| TASK DIRECTIONS |
Copy every line from the data below in which the string "descendant" can be found.

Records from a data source
'''

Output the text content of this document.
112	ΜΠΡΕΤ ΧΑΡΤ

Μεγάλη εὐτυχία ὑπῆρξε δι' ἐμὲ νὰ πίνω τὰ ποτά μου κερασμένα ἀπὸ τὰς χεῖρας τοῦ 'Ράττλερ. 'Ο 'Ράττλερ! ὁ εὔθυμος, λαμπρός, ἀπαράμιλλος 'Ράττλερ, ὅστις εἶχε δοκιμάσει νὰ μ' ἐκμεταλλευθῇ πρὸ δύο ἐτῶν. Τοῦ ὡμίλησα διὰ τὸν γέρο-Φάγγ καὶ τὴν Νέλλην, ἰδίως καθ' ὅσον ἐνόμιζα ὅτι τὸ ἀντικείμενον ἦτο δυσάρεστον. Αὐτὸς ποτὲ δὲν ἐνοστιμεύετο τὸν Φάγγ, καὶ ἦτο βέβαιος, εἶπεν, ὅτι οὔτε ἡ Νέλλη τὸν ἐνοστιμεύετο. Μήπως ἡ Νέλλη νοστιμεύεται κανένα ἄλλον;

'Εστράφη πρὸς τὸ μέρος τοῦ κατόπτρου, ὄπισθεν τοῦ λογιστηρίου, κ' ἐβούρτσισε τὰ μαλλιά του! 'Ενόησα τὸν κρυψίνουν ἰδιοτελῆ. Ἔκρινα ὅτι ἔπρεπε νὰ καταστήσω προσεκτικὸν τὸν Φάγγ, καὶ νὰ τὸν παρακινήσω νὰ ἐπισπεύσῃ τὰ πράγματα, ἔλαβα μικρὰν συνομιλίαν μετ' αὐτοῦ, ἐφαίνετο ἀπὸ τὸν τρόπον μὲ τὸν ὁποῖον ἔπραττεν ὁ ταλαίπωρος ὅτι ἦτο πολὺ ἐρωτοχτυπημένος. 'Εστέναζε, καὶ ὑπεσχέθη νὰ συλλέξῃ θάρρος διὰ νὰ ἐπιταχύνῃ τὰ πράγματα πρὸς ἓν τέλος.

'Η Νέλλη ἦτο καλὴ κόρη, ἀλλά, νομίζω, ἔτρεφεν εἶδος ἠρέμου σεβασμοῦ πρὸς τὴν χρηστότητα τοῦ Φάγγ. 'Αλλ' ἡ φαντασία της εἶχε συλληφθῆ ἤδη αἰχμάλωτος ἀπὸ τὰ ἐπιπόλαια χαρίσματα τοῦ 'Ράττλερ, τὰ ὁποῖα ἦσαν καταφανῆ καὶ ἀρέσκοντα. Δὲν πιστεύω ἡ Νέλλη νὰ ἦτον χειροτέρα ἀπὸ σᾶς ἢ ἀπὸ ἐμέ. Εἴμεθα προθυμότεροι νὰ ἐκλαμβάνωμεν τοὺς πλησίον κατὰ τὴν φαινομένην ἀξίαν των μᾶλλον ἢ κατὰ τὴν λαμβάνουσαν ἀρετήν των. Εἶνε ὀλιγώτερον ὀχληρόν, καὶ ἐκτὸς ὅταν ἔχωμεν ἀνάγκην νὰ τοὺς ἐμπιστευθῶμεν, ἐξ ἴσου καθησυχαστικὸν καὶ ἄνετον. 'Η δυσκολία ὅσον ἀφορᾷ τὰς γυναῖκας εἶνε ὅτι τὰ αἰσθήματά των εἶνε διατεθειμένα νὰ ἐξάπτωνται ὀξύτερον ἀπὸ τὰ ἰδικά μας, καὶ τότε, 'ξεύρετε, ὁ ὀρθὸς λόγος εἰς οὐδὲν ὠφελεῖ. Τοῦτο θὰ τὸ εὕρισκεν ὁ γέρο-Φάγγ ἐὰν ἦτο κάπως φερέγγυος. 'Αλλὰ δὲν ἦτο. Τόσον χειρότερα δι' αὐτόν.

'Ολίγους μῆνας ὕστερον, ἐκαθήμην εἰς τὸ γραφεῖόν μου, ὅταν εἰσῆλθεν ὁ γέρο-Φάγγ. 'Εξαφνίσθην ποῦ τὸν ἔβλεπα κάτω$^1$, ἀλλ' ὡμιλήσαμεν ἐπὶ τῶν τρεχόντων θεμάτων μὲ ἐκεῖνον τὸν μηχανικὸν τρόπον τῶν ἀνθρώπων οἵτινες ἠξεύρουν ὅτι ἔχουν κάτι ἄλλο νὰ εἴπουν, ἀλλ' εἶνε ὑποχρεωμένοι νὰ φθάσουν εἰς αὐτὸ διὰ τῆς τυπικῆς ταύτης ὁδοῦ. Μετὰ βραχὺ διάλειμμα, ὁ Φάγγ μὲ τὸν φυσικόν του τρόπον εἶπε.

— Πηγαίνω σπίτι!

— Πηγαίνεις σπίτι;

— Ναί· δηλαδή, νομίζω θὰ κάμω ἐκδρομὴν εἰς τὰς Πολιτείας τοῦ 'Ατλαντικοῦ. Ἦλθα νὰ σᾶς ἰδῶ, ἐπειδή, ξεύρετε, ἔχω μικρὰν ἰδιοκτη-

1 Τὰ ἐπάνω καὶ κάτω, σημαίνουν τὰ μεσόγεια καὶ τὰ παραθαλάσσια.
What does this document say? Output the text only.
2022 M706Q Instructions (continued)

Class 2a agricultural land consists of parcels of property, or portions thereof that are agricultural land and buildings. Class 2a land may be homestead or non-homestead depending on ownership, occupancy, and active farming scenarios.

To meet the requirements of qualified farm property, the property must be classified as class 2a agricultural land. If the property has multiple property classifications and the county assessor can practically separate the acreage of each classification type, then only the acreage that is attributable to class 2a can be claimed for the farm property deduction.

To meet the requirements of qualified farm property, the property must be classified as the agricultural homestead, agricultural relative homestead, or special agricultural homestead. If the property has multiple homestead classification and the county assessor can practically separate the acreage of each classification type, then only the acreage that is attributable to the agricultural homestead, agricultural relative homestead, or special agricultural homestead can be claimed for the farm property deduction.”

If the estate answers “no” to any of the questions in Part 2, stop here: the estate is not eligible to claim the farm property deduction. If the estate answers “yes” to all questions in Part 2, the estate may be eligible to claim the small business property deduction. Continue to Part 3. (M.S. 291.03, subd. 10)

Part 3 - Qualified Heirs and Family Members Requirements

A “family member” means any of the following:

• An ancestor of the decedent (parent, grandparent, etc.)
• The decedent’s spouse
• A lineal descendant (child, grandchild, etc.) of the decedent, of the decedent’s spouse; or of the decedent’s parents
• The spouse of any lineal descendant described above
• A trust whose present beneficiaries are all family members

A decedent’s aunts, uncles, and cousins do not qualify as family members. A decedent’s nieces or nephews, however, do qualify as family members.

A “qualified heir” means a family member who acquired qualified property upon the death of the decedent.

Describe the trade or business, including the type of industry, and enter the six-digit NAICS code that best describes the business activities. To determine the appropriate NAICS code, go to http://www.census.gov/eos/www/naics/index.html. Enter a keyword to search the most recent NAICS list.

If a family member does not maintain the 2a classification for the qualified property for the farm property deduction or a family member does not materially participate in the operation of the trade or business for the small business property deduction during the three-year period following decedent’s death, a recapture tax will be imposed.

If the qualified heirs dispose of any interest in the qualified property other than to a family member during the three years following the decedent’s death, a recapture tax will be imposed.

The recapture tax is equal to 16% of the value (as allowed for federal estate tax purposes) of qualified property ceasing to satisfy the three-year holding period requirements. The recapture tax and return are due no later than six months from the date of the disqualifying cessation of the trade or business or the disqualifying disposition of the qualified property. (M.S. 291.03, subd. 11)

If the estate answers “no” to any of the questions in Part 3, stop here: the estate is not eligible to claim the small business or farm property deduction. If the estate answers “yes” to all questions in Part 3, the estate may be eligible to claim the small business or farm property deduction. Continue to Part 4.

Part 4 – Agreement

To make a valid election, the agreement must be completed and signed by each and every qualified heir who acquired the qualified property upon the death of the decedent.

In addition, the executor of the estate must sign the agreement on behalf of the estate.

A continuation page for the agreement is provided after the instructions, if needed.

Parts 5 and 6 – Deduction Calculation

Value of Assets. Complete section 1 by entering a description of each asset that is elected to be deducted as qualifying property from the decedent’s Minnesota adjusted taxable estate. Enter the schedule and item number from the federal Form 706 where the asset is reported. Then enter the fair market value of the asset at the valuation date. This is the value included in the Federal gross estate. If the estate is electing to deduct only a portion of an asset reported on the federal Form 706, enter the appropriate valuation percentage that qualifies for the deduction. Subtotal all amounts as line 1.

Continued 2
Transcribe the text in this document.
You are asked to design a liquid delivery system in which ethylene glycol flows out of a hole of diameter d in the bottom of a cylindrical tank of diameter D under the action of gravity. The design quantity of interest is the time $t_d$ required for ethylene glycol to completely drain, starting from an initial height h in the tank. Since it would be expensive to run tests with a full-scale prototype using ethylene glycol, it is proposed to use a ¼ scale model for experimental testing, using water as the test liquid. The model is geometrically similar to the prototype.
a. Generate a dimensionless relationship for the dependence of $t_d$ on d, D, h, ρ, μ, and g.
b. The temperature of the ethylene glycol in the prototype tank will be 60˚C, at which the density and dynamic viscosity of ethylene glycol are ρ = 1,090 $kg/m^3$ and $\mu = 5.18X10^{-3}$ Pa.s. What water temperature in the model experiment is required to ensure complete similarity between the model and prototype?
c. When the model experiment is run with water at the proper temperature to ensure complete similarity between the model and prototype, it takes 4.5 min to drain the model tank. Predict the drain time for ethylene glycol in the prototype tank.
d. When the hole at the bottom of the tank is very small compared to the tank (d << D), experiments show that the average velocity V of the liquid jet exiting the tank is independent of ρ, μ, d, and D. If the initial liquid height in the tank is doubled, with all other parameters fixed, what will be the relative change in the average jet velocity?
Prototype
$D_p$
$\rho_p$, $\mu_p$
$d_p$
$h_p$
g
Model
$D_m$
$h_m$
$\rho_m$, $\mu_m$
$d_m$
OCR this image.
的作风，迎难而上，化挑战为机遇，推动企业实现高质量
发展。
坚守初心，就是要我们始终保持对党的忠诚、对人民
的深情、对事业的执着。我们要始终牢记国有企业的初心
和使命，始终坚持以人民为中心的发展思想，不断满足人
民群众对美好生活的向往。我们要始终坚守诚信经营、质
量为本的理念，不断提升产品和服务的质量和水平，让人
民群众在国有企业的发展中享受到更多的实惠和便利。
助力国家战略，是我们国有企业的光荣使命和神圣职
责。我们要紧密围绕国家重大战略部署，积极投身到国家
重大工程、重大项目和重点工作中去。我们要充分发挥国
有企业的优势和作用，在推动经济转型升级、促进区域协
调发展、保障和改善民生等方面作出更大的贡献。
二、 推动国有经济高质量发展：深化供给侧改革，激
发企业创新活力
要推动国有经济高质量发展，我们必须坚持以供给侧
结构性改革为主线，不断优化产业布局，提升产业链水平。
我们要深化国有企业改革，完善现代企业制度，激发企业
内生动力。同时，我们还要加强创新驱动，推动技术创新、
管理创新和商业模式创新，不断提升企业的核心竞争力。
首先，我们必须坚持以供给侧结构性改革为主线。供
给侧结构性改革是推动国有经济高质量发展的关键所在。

'''

| RESULT |
• A lineal descendant (child, grandchild, etc.) of the decedent, of the decedent’s spouse; or of the decedent’s parents
• The spouse of any lineal descendant described above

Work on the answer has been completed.